Raw data:
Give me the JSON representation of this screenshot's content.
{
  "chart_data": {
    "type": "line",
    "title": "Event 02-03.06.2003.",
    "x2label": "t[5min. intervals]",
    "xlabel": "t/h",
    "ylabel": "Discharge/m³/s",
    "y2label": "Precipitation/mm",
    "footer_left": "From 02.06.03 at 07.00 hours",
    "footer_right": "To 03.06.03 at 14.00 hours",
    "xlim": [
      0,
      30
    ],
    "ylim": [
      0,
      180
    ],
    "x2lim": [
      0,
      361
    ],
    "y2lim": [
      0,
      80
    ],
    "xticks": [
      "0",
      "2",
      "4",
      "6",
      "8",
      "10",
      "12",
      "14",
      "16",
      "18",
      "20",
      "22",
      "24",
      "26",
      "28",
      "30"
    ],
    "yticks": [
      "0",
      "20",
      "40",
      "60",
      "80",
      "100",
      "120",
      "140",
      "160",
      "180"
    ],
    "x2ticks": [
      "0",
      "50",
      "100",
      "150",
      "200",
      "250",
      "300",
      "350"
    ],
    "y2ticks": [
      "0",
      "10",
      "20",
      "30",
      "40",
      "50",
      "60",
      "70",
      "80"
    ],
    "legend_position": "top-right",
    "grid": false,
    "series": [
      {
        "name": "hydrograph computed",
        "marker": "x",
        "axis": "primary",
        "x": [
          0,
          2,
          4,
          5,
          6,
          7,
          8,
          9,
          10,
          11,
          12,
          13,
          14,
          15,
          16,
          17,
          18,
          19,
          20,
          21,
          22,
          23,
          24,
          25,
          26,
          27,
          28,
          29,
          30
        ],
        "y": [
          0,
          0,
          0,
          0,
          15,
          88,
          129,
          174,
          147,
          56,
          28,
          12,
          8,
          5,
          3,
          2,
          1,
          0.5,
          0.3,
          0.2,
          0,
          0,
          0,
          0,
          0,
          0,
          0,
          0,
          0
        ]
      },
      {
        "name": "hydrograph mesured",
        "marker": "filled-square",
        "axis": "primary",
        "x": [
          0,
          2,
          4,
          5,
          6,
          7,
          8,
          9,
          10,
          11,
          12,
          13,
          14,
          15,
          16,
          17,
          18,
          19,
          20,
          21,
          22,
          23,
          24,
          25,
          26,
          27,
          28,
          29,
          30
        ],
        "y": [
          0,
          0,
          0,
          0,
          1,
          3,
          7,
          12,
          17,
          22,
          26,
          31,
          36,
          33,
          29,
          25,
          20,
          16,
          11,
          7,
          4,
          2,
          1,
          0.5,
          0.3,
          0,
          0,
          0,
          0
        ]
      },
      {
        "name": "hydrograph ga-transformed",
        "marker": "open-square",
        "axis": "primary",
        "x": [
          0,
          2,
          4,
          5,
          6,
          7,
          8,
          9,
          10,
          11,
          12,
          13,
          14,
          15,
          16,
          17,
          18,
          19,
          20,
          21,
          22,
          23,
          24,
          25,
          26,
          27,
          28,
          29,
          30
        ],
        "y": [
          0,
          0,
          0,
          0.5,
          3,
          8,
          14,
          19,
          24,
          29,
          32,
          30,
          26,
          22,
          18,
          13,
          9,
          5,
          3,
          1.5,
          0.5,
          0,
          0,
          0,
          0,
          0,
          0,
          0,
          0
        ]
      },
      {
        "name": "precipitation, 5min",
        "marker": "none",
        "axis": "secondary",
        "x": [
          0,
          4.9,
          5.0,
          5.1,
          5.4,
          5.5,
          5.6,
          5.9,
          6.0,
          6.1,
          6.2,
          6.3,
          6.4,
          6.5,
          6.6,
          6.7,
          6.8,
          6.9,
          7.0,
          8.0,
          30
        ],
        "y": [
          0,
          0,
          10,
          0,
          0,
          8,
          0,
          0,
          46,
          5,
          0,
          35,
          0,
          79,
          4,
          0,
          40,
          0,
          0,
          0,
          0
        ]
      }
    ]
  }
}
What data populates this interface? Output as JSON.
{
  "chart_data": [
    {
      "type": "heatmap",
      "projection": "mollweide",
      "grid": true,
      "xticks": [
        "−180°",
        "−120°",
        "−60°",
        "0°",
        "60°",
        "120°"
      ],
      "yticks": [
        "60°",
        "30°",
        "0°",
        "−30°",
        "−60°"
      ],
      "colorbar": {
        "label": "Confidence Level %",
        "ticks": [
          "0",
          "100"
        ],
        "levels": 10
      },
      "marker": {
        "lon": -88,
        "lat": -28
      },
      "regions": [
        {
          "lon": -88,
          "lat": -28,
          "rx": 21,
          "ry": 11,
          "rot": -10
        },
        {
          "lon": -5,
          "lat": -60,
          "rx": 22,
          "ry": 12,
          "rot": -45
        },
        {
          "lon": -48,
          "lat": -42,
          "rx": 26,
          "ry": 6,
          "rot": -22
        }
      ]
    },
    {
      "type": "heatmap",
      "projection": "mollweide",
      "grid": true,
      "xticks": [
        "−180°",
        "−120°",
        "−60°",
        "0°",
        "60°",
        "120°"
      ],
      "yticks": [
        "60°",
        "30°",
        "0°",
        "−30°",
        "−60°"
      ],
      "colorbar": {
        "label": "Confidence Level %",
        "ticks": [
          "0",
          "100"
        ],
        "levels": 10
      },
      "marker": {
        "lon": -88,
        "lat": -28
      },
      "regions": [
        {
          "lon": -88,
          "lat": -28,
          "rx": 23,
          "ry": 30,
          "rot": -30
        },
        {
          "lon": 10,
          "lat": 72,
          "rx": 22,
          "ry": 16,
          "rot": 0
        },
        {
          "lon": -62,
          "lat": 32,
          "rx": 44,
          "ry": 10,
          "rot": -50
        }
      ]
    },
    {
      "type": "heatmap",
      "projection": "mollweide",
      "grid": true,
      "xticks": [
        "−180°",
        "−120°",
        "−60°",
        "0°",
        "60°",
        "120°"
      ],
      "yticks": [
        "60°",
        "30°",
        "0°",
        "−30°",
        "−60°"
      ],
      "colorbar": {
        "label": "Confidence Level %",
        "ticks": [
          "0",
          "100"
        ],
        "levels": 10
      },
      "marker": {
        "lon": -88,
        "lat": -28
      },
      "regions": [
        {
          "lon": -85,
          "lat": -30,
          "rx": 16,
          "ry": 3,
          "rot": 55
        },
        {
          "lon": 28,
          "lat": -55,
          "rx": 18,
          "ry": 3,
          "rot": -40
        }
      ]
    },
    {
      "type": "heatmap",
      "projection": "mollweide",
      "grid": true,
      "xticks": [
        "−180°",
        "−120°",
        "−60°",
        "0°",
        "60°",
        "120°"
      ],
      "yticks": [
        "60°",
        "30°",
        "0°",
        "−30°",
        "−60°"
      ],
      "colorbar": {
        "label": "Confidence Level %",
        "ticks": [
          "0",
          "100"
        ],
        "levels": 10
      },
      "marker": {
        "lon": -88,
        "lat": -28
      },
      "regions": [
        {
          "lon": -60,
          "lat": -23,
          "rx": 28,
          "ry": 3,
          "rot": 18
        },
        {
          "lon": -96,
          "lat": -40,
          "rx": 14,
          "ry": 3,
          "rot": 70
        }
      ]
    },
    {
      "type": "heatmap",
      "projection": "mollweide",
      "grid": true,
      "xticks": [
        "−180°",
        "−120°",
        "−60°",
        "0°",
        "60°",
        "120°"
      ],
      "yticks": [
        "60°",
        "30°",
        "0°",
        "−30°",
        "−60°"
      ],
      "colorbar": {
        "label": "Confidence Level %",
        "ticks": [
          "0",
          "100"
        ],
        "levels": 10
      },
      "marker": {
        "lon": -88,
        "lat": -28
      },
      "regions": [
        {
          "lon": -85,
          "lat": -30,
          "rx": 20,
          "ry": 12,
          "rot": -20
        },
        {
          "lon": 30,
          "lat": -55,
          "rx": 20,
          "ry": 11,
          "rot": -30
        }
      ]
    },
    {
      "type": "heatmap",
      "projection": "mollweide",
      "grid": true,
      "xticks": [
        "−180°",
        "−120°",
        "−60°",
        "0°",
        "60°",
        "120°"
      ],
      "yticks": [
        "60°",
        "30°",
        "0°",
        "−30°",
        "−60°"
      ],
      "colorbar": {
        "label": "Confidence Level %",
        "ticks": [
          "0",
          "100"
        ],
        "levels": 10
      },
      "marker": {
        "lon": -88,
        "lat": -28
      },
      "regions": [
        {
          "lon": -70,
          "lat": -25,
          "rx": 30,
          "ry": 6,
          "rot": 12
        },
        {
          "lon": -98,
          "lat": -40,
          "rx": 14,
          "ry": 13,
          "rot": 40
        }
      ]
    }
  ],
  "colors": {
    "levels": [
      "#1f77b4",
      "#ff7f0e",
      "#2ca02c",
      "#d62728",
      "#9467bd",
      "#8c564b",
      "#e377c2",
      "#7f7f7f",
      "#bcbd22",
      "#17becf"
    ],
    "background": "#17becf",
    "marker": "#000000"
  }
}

Task to carry out: Count every line in the data that contains the word "hours", then give that count and nothing else.

Expected answer: 2